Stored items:
-- Opening Marker --
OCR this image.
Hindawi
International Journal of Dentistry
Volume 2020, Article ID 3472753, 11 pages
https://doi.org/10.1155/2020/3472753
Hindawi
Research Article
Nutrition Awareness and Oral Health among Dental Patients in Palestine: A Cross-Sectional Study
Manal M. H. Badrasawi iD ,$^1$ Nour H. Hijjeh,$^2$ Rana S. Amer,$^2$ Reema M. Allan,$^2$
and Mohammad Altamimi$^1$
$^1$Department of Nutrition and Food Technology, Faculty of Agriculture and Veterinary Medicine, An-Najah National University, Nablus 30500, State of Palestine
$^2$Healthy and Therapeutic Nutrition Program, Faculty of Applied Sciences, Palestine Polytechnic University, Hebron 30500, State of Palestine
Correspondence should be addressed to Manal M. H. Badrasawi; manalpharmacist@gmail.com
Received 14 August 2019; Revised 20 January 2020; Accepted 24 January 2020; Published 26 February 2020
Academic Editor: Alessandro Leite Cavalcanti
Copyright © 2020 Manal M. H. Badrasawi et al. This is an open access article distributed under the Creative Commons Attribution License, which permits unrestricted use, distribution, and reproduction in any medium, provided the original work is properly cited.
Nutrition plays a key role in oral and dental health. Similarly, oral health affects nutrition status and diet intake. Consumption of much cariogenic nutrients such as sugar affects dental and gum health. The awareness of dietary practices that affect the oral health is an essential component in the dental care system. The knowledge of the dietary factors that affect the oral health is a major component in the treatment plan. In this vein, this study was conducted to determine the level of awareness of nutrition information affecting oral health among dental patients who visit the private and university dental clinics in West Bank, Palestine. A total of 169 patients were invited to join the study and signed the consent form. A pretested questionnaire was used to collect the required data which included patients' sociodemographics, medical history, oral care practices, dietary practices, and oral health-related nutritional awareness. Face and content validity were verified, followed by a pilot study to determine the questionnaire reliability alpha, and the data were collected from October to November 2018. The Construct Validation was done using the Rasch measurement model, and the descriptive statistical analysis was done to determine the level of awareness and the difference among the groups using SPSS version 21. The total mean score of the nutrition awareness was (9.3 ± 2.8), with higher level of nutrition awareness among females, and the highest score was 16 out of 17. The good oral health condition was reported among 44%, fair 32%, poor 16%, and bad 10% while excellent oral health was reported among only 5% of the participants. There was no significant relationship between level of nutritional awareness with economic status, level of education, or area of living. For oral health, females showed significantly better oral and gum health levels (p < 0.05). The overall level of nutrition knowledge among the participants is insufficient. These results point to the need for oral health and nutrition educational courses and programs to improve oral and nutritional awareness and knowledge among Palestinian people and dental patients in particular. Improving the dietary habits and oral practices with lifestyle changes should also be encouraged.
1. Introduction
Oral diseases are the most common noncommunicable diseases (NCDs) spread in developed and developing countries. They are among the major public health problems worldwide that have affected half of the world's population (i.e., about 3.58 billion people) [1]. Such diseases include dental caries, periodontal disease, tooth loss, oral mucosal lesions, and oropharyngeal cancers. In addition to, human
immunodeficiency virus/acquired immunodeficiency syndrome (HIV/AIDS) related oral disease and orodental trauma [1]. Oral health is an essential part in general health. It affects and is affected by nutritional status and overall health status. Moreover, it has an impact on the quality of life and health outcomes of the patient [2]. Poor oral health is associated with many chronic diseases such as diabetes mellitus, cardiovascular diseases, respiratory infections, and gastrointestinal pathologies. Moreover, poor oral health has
-- Closing Marker --
Which lines in the records above hold the string "Badrasawi"? Copy each of them.

Manal M. H. Badrasawi iD ,$^1$ Nour H. Hijjeh,$^2$ Rana S. Amer,$^2$ Reema M. Allan,$^2$
Correspondence should be addressed to Manal M. H. Badrasawi; manalpharmacist@gmail.com
Copyright © 2020 Manal M. H. Badrasawi et al. This is an open access article distributed under the Creative Commons Attribution License, which permits unrestricted use, distribution, and reproduction in any medium, provided the original work is properly cited.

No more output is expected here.